• Work instructions
Copy each line below without leaving any out.

- - -

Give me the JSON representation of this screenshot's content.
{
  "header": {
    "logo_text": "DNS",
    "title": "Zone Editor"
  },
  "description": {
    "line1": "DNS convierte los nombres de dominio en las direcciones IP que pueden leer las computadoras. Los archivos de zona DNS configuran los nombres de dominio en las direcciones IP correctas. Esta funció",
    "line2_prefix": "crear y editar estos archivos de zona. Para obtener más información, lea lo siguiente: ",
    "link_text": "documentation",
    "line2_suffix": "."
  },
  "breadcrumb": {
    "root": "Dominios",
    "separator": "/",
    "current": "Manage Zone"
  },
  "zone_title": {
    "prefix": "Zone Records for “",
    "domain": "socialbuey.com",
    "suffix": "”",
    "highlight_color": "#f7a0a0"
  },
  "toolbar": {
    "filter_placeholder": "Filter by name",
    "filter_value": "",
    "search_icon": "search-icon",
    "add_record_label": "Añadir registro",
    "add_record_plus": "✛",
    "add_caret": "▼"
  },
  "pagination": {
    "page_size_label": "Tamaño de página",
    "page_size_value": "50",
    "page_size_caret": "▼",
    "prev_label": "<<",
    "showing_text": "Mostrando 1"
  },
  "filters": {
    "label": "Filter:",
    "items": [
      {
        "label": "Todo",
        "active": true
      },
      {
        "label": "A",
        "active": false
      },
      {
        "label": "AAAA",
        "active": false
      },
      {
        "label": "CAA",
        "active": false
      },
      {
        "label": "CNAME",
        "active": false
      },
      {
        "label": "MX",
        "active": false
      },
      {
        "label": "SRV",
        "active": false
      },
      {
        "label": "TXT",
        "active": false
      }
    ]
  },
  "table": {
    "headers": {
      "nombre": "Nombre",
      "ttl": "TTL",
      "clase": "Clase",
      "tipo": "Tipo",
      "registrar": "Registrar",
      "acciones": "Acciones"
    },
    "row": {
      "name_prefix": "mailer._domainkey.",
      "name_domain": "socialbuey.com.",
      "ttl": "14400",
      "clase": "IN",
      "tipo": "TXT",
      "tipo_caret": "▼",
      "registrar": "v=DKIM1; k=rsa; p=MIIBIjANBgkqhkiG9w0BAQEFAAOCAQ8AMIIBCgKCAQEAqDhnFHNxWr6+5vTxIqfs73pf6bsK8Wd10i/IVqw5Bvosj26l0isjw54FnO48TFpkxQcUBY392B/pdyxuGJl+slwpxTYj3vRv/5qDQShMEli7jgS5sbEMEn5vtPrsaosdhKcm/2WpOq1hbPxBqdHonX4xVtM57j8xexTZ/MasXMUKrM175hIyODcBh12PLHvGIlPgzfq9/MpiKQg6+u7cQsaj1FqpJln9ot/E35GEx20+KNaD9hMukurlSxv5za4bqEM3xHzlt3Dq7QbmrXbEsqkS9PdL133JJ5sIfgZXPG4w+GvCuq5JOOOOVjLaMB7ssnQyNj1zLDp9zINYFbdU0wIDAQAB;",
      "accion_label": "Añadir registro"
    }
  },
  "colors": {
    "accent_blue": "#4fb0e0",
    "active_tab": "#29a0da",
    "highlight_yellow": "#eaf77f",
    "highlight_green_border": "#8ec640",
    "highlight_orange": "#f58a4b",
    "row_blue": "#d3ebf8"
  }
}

- - -

• Written answer
Give me the JSON representation of this screenshot's content.
{
  "header": {
    "logo_text": "DNS",
    "title": "Zone Editor"
  },
  "description": {
    "line1": "DNS convierte los nombres de dominio en las direcciones IP que pueden leer las computadoras. Los archivos de zona DNS configuran los nombres de dominio en las direcciones IP correctas. Esta funció",
    "line2_prefix": "crear y editar estos archivos de zona. Para obtener más información, lea lo siguiente: ",
    "link_text": "documentation",
    "line2_suffix": "."
  },
  "breadcrumb": {
    "root": "Dominios",
    "separator": "/",
    "current": "Manage Zone"
  },
  "zone_title": {
    "prefix": "Zone Records for “",
    "domain": "socialbuey.com",
    "suffix": "”",
    "highlight_color": "#f7a0a0"
  },
  "toolbar": {
    "filter_placeholder": "Filter by name",
    "filter_value": "",
    "search_icon": "search-icon",
    "add_record_label": "Añadir registro",
    "add_record_plus": "✛",
    "add_caret": "▼"
  },
  "pagination": {
    "page_size_label": "Tamaño de página",
    "page_size_value": "50",
    "page_size_caret": "▼",
    "prev_label": "<<",
    "showing_text": "Mostrando 1"
  },
  "filters": {
    "label": "Filter:",
    "items": [
      {
        "label": "Todo",
        "active": true
      },
      {
        "label": "A",
        "active": false
      },
      {
        "label": "AAAA",
        "active": false
      },
      {
        "label": "CAA",
        "active": false
      },
      {
        "label": "CNAME",
        "active": false
      },
      {
        "label": "MX",
        "active": false
      },
      {
        "label": "SRV",
        "active": false
      },
      {
        "label": "TXT",
        "active": false
      }
    ]
  },
  "table": {
    "headers": {
      "nombre": "Nombre",
      "ttl": "TTL",
      "clase": "Clase",
      "tipo": "Tipo",
      "registrar": "Registrar",
      "acciones": "Acciones"
    },
    "row": {
      "name_prefix": "mailer._domainkey.",
      "name_domain": "socialbuey.com.",
      "ttl": "14400",
      "clase": "IN",
      "tipo": "TXT",
      "tipo_caret": "▼",
      "registrar": "v=DKIM1; k=rsa; p=MIIBIjANBgkqhkiG9w0BAQEFAAOCAQ8AMIIBCgKCAQEAqDhnFHNxWr6+5vTxIqfs73pf6bsK8Wd10i/IVqw5Bvosj26l0isjw54FnO48TFpkxQcUBY392B/pdyxuGJl+slwpxTYj3vRv/5qDQShMEli7jgS5sbEMEn5vtPrsaosdhKcm/2WpOq1hbPxBqdHonX4xVtM57j8xexTZ/MasXMUKrM175hIyODcBh12PLHvGIlPgzfq9/MpiKQg6+u7cQsaj1FqpJln9ot/E35GEx20+KNaD9hMukurlSxv5za4bqEM3xHzlt3Dq7QbmrXbEsqkS9PdL133JJ5sIfgZXPG4w+GvCuq5JOOOOVjLaMB7ssnQyNj1zLDp9zINYFbdU0wIDAQAB;",
      "accion_label": "Añadir registro"
    }
  },
  "colors": {
    "accent_blue": "#4fb0e0",
    "active_tab": "#29a0da",
    "highlight_yellow": "#eaf77f",
    "highlight_green_border": "#8ec640",
    "highlight_orange": "#f58a4b",
    "row_blue": "#d3ebf8"
  }
}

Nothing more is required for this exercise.